** Set problem **
Copy each line that holds "underhåll".

** Entries shown **
──────────────────────────────

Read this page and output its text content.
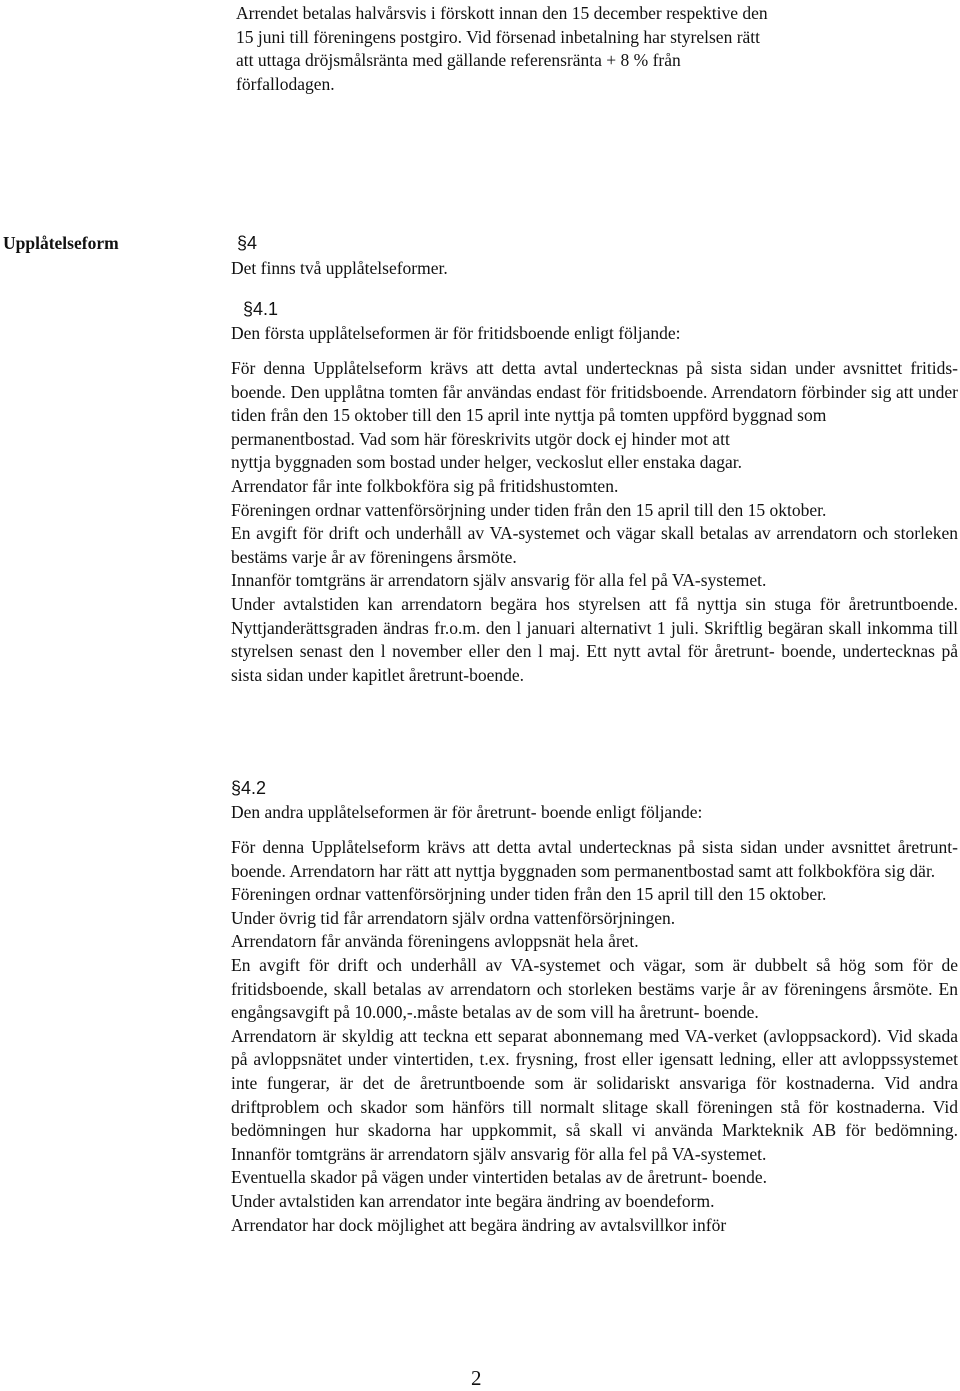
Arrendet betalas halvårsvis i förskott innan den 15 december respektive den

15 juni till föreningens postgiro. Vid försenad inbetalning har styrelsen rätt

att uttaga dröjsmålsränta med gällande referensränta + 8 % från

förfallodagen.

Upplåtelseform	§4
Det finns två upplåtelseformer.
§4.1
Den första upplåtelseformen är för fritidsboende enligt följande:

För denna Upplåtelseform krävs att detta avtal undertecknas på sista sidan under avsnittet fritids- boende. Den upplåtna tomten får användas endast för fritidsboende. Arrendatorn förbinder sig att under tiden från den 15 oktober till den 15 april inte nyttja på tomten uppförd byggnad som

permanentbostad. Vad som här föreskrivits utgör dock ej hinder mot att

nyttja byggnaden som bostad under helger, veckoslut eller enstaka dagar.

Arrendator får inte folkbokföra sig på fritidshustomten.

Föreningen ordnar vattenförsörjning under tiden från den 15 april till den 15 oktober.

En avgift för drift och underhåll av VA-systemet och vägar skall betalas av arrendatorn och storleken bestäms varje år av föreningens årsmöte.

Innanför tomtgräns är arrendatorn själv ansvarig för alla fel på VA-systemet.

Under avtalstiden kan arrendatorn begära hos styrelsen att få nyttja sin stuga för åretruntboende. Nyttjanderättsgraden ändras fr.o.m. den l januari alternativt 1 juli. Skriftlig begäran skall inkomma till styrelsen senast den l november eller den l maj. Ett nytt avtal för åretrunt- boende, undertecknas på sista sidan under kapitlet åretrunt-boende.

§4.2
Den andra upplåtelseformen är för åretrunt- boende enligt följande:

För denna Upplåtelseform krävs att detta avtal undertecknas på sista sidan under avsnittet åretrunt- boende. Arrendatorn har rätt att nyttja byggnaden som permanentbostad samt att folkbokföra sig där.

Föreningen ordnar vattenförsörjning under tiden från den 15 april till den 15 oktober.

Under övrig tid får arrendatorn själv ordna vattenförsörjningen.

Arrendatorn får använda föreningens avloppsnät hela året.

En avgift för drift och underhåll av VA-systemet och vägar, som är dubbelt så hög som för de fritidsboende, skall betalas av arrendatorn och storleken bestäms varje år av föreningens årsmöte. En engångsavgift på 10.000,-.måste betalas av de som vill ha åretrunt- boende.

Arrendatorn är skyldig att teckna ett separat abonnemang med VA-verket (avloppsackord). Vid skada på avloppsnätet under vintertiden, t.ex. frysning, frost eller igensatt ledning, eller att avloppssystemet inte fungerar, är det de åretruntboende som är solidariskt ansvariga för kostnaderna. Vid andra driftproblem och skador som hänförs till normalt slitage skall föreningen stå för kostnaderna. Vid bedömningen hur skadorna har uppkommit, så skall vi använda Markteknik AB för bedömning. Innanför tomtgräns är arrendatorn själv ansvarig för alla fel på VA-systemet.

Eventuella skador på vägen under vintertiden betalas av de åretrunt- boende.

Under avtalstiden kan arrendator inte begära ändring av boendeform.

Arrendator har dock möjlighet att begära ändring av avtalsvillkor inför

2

──────────────────────────────

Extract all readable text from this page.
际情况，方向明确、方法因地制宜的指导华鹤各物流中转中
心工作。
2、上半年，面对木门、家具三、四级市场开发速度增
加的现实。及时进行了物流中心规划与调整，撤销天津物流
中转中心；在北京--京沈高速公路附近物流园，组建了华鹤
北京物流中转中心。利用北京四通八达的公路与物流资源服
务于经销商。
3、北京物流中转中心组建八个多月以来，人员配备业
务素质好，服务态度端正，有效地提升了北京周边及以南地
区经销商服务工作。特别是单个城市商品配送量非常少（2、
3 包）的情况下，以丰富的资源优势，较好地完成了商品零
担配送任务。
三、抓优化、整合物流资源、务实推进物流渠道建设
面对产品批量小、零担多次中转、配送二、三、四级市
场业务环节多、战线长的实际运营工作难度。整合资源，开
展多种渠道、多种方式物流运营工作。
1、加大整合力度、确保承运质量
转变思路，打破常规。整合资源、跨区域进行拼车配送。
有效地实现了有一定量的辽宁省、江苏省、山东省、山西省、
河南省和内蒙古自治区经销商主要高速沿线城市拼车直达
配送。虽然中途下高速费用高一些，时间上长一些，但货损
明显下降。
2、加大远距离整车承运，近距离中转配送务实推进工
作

──────────────────────────────

** Output below **
En avgift för drift och underhåll av VA-systemet och vägar skall betalas av arrendatorn och storleken bestäms varje år av föreningens årsmöte.
En avgift för drift och underhåll av VA-systemet och vägar, som är dubbelt så hög som för de fritidsboende, skall betalas av arrendatorn och storleken bestäms varje år av föreningens årsmöte. En engångsavgift på 10.000,-.måste betalas av de som vill ha åretrunt- boende.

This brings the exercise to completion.